* [EXERCISE TASK] Copy out the lines that include the word "Individuele".

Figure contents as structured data
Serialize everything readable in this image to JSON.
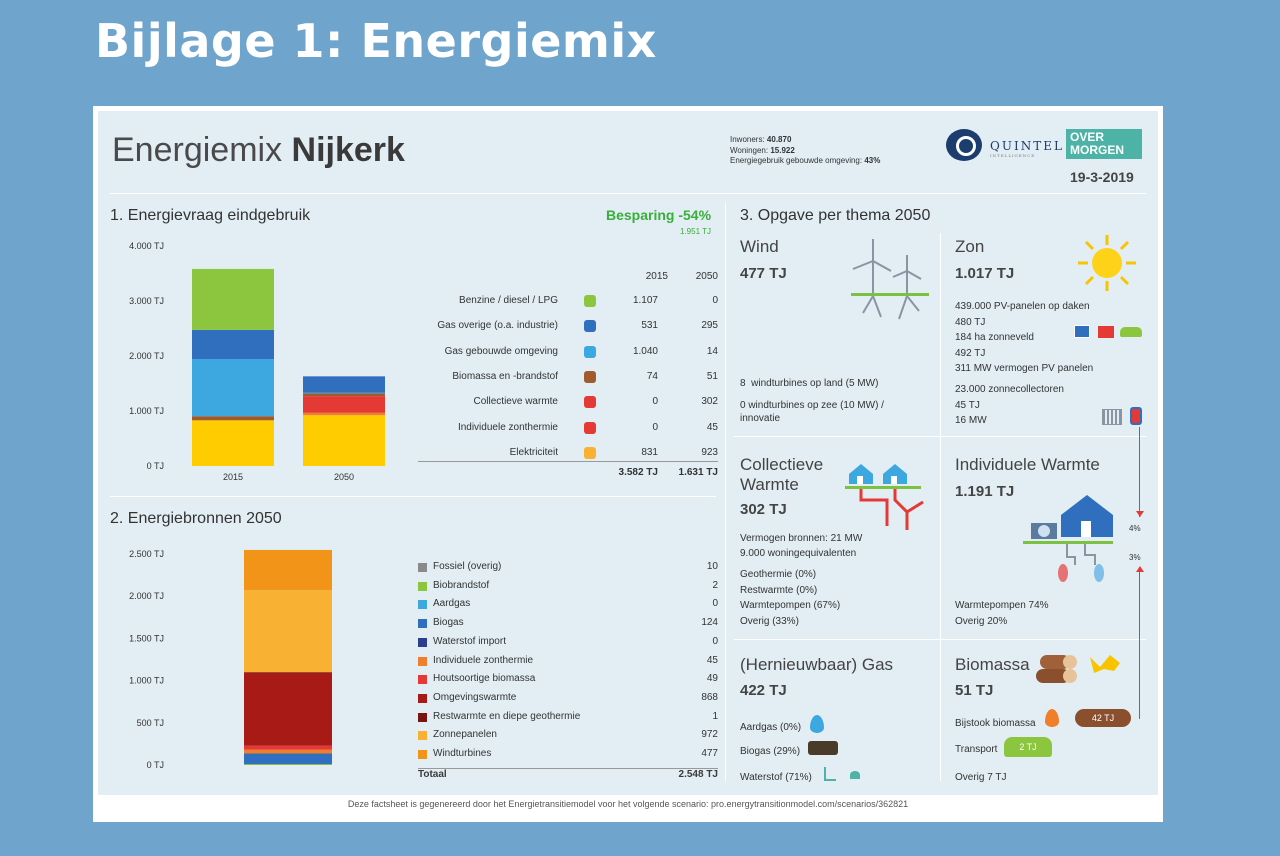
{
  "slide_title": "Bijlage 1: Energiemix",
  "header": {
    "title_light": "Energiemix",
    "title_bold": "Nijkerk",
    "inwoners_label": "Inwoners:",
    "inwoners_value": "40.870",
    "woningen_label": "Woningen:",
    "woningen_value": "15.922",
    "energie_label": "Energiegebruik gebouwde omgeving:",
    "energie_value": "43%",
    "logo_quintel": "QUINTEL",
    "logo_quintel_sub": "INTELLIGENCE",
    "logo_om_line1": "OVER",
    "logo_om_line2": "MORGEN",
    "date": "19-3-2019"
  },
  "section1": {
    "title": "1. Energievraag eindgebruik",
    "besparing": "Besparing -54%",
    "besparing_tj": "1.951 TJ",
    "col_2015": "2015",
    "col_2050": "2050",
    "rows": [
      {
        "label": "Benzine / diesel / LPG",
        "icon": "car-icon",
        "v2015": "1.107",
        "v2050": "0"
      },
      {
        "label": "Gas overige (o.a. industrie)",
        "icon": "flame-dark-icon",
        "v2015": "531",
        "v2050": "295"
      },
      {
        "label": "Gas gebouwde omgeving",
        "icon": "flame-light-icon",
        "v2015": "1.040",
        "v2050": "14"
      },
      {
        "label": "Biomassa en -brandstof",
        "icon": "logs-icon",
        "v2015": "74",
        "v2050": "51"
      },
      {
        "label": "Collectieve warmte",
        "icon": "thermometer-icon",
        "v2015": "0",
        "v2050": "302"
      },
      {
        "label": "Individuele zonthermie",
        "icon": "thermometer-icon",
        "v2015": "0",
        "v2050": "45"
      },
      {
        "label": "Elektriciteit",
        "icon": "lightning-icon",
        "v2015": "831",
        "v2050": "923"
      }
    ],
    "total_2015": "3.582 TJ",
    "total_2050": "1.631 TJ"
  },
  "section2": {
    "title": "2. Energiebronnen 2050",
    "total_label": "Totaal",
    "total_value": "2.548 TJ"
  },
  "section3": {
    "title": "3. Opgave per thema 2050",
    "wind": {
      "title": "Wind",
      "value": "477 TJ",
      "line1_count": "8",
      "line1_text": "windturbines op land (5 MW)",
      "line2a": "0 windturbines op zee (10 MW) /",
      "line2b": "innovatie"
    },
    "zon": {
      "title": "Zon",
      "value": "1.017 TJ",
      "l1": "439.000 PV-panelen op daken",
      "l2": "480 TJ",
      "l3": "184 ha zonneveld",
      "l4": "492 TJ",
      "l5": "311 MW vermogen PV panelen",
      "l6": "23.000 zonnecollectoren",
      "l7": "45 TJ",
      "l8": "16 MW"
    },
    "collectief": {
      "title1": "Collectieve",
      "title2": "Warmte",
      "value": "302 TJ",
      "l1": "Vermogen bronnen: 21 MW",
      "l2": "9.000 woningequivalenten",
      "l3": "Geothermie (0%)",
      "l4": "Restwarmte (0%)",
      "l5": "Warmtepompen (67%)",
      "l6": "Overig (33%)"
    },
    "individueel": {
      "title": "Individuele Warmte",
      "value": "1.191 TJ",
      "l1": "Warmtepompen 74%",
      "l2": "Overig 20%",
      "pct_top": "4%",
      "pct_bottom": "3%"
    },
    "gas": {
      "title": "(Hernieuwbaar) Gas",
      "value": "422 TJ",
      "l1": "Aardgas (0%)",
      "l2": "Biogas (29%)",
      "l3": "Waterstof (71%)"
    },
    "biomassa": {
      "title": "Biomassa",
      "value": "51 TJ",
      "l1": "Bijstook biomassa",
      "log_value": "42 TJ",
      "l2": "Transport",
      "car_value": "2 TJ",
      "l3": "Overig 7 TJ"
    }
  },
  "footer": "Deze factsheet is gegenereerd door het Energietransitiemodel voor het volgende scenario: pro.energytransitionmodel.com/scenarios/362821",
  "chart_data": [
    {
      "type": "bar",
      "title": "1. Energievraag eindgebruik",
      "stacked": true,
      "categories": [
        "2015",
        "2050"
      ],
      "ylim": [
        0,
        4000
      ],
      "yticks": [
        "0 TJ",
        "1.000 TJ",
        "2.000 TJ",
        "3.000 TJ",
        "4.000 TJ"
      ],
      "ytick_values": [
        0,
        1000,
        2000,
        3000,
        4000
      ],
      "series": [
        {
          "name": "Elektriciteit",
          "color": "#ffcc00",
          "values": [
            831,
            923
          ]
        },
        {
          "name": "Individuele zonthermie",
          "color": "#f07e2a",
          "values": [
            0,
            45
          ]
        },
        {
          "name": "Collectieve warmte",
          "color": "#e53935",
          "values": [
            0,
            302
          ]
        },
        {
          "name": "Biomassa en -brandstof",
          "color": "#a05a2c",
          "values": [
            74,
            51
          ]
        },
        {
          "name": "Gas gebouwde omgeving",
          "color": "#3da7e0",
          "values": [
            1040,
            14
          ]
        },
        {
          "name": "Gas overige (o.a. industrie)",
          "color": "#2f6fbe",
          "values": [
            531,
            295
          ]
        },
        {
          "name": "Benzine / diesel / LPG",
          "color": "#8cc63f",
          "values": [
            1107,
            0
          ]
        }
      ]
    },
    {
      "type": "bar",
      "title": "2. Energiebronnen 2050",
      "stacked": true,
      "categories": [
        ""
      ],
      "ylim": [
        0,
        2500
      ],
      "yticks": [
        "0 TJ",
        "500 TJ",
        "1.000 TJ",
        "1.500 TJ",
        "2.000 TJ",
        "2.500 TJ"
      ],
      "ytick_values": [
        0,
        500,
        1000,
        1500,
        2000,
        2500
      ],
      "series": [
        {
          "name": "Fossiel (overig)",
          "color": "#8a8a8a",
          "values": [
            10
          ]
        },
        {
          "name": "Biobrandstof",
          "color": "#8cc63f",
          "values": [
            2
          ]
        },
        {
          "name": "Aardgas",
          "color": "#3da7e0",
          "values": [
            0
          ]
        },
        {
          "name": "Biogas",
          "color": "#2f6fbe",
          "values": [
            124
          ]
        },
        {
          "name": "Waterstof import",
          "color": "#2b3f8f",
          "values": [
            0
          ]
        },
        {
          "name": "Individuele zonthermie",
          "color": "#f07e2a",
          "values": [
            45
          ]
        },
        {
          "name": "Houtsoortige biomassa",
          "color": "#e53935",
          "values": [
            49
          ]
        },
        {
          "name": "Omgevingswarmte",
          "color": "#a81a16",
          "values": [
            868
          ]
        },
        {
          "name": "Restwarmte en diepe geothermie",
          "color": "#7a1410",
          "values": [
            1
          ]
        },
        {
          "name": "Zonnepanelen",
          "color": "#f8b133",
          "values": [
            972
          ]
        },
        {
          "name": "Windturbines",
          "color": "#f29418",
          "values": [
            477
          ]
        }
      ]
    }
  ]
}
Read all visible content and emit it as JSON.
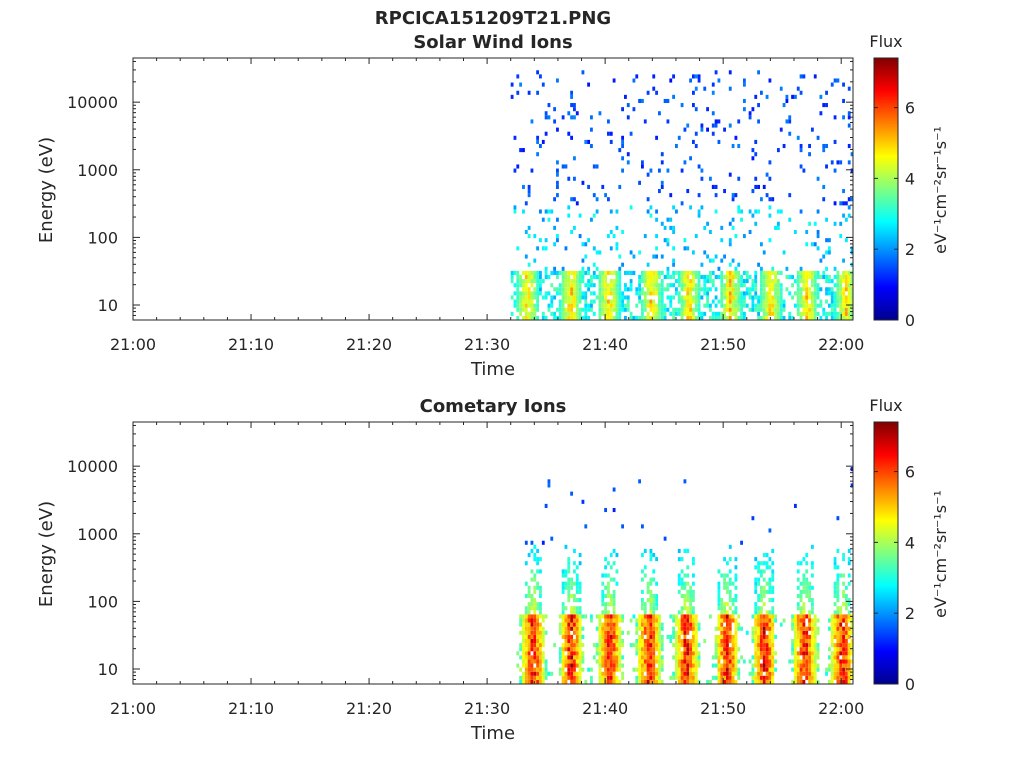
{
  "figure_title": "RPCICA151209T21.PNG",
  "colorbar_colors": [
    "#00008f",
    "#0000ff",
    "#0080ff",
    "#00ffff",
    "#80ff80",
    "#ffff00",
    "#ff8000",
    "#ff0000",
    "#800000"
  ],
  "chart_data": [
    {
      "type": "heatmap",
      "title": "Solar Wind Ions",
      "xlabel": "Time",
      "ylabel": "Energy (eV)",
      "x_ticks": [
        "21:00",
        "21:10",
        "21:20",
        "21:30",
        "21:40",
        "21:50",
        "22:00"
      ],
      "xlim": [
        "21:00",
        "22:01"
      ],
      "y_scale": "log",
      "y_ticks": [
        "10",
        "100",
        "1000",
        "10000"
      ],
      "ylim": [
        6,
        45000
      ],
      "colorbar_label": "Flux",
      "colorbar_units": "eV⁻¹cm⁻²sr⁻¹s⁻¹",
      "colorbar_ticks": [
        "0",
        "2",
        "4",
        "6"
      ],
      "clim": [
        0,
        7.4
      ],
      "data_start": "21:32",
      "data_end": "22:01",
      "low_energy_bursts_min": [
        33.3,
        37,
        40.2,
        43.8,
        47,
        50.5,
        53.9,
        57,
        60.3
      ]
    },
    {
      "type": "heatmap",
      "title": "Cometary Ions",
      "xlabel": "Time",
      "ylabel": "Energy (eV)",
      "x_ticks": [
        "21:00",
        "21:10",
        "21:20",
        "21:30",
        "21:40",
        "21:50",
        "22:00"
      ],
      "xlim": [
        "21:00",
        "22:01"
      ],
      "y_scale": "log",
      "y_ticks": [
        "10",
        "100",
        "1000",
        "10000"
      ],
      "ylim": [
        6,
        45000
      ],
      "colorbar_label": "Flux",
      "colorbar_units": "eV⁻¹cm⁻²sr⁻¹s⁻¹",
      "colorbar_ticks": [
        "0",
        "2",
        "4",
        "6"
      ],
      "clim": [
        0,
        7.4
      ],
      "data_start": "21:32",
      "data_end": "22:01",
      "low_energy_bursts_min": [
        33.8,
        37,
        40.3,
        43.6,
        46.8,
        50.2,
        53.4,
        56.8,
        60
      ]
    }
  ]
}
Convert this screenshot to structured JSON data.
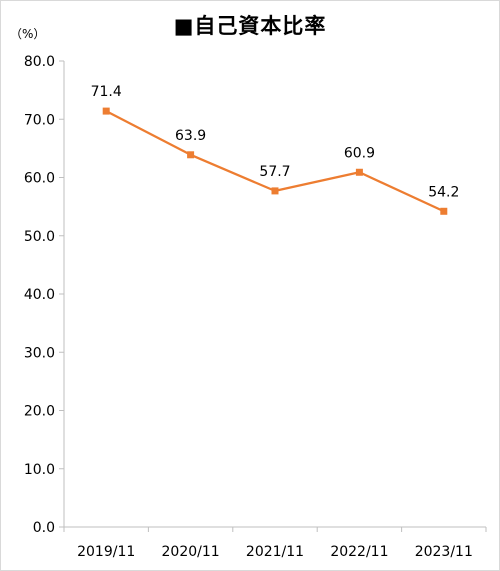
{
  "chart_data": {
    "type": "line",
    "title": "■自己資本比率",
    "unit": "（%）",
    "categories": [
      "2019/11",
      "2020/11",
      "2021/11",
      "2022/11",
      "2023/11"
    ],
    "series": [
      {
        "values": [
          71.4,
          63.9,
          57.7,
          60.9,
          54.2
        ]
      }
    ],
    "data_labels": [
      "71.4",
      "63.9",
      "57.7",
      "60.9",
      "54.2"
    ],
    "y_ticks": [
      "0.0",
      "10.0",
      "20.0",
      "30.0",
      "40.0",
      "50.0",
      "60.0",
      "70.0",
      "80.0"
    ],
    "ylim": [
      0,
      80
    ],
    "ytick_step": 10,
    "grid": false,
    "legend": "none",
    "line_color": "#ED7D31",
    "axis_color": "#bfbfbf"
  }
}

* [FINISHED ANSWER]
        "label": "Individuele zonthermie",
      "title": "Individuele Warmte",
          "name": "Individuele zonthermie",
          "name": "Individuele zonthermie",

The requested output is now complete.